• Description of the task:
Repeat the following records back line for line, without changing anything.

[Layout annotation records]

# # # # # # #

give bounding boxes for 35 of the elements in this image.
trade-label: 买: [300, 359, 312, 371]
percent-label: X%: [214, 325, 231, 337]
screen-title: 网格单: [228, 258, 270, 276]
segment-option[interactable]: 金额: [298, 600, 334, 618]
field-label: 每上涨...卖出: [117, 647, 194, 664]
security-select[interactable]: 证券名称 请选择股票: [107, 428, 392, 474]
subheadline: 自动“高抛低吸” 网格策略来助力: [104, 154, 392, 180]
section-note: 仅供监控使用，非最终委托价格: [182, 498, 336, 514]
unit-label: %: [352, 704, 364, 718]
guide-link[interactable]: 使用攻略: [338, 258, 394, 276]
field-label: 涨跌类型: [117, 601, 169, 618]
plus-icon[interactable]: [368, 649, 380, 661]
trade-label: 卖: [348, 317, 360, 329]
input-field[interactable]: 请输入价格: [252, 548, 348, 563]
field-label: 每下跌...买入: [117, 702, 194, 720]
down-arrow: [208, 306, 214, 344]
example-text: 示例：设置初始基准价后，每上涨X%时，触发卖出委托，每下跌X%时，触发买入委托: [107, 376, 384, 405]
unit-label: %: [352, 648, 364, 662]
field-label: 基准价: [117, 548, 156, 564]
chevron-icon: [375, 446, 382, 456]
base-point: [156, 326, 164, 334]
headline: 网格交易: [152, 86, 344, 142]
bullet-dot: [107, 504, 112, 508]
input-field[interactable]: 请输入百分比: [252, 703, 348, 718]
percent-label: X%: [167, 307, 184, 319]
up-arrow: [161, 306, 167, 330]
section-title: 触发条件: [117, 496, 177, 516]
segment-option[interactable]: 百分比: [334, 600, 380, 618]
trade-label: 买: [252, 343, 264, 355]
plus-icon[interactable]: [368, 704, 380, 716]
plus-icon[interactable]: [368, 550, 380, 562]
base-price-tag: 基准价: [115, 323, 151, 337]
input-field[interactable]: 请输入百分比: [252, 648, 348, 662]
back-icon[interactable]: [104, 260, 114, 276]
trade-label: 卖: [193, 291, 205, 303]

# # # # # # #

• Expected answer:
give bounding boxes for 35 of the elements in this image.
trade-label: 买: [300, 359, 312, 371]
percent-label: X%: [214, 325, 231, 337]
screen-title: 网格单: [228, 258, 270, 276]
segment-option[interactable]: 金额: [298, 600, 334, 618]
field-label: 每上涨...卖出: [117, 647, 194, 664]
security-select[interactable]: 证券名称 请选择股票: [107, 428, 392, 474]
subheadline: 自动“高抛低吸” 网格策略来助力: [104, 154, 392, 180]
section-note: 仅供监控使用，非最终委托价格: [182, 498, 336, 514]
unit-label: %: [352, 704, 364, 718]
guide-link[interactable]: 使用攻略: [338, 258, 394, 276]
field-label: 涨跌类型: [117, 601, 169, 618]
plus-icon[interactable]: [368, 649, 380, 661]
trade-label: 卖: [348, 317, 360, 329]
input-field[interactable]: 请输入价格: [252, 548, 348, 563]
field-label: 每下跌...买入: [117, 702, 194, 720]
down-arrow: [208, 306, 214, 344]
example-text: 示例：设置初始基准价后，每上涨X%时，触发卖出委托，每下跌X%时，触发买入委托: [107, 376, 384, 405]
unit-label: %: [352, 648, 364, 662]
field-label: 基准价: [117, 548, 156, 564]
chevron-icon: [375, 446, 382, 456]
base-point: [156, 326, 164, 334]
headline: 网格交易: [152, 86, 344, 142]
bullet-dot: [107, 504, 112, 508]
input-field[interactable]: 请输入百分比: [252, 703, 348, 718]
percent-label: X%: [167, 307, 184, 319]
up-arrow: [161, 306, 167, 330]
section-title: 触发条件: [117, 496, 177, 516]
segment-option[interactable]: 百分比: [334, 600, 380, 618]
trade-label: 买: [252, 343, 264, 355]
plus-icon[interactable]: [368, 704, 380, 716]
plus-icon[interactable]: [368, 550, 380, 562]
base-price-tag: 基准价: [115, 323, 151, 337]
input-field[interactable]: 请输入百分比: [252, 648, 348, 662]
back-icon[interactable]: [104, 260, 114, 276]
trade-label: 卖: [193, 291, 205, 303]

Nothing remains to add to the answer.